**Source material:**
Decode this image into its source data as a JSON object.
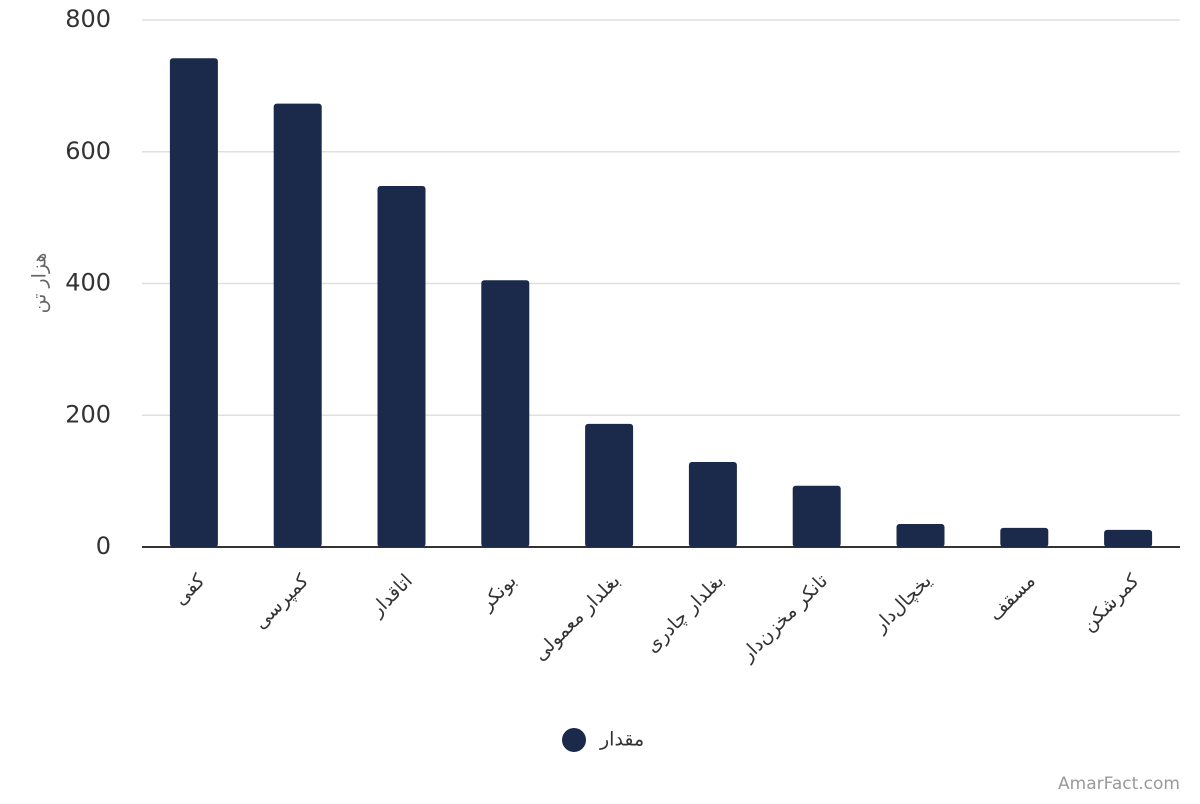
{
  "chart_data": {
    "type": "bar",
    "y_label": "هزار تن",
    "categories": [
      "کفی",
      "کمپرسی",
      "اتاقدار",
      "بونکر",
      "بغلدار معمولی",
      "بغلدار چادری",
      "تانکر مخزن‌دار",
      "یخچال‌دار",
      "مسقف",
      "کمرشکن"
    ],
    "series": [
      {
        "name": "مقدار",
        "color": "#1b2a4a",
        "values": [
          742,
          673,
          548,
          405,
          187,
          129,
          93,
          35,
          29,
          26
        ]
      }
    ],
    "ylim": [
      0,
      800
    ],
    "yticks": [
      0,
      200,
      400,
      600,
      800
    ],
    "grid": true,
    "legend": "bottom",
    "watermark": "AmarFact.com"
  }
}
---
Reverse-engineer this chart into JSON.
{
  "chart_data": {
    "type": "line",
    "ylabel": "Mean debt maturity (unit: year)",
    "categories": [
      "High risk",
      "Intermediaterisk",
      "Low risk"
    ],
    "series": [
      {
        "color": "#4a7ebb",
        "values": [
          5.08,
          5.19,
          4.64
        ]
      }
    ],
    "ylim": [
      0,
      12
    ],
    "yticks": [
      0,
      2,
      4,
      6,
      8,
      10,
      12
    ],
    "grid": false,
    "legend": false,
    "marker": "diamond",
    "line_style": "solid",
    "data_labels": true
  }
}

**Aim:** Collect each line containing the string "into".

**Final result:**
Decode this image into its source data as a JSON object.
Reverse-engineer this chart into JSON.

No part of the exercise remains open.